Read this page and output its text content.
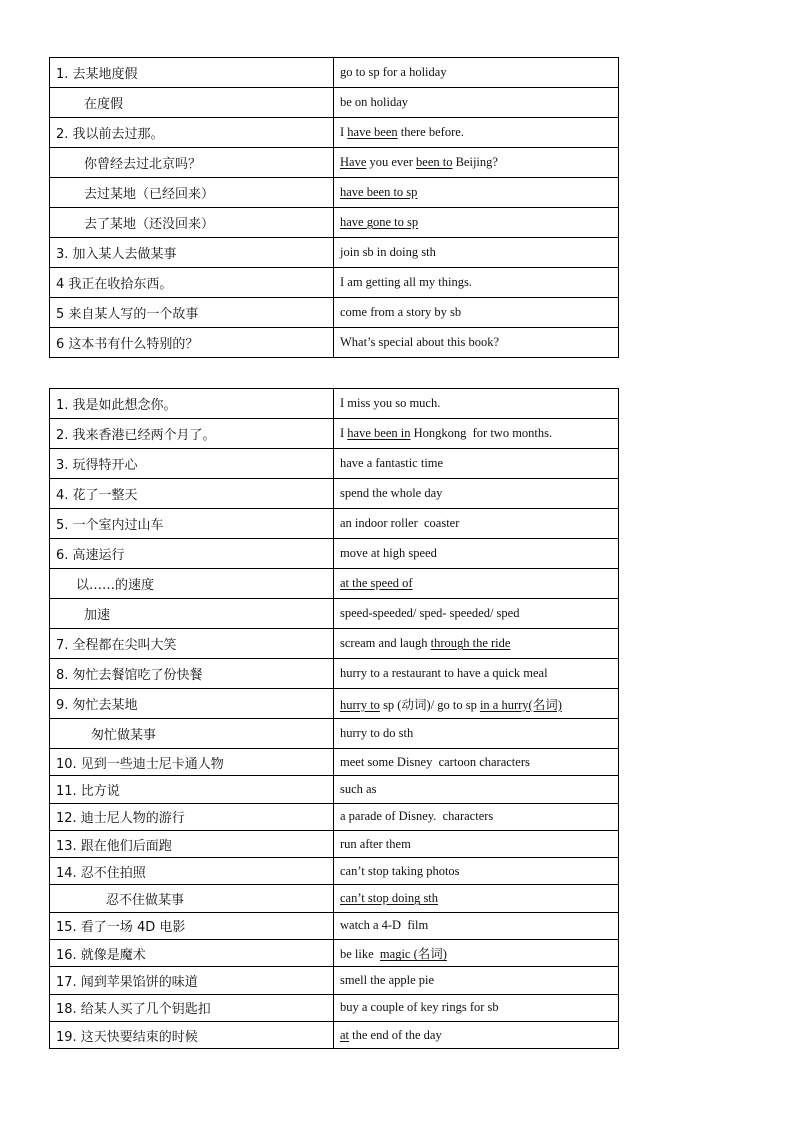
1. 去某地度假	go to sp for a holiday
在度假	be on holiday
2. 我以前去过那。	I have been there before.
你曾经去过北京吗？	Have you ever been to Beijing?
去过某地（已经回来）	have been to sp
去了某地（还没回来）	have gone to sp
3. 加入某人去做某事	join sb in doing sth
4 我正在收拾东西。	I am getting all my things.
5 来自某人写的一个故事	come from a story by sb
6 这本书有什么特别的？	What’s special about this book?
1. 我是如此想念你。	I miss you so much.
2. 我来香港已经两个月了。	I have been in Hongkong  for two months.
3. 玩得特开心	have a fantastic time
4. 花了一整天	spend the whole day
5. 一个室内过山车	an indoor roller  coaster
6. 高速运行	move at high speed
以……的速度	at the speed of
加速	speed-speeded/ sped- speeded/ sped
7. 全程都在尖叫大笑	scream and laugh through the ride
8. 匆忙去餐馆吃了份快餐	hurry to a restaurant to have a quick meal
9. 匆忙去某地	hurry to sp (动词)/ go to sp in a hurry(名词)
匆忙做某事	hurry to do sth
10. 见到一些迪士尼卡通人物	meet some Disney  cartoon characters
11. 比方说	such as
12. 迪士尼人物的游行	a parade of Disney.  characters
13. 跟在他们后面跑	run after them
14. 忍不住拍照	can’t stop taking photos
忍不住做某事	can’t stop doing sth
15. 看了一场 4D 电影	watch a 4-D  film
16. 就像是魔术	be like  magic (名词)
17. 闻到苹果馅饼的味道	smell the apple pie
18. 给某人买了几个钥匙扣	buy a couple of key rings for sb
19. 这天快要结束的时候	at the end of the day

....

→ **EXERCISE DIRECTIONS**: Give an exact reproduction of every line, leaving out any picture.

→ **ANSWER FOR THIS EXERCISE**:
Read this page and output its text content.
1. 去某地度假	go to sp for a holiday
在度假	be on holiday
2. 我以前去过那。	I have been there before.
你曾经去过北京吗？	Have you ever been to Beijing?
去过某地（已经回来）	have been to sp
去了某地（还没回来）	have gone to sp
3. 加入某人去做某事	join sb in doing sth
4 我正在收拾东西。	I am getting all my things.
5 来自某人写的一个故事	come from a story by sb
6 这本书有什么特别的？	What’s special about this book?
1. 我是如此想念你。	I miss you so much.
2. 我来香港已经两个月了。	I have been in Hongkong  for two months.
3. 玩得特开心	have a fantastic time
4. 花了一整天	spend the whole day
5. 一个室内过山车	an indoor roller  coaster
6. 高速运行	move at high speed
以……的速度	at the speed of
加速	speed-speeded/ sped- speeded/ sped
7. 全程都在尖叫大笑	scream and laugh through the ride
8. 匆忙去餐馆吃了份快餐	hurry to a restaurant to have a quick meal
9. 匆忙去某地	hurry to sp (动词)/ go to sp in a hurry(名词)
匆忙做某事	hurry to do sth
10. 见到一些迪士尼卡通人物	meet some Disney  cartoon characters
11. 比方说	such as
12. 迪士尼人物的游行	a parade of Disney.  characters
13. 跟在他们后面跑	run after them
14. 忍不住拍照	can’t stop taking photos
忍不住做某事	can’t stop doing sth
15. 看了一场 4D 电影	watch a 4-D  film
16. 就像是魔术	be like  magic (名词)
17. 闻到苹果馅饼的味道	smell the apple pie
18. 给某人买了几个钥匙扣	buy a couple of key rings for sb
19. 这天快要结束的时候	at the end of the day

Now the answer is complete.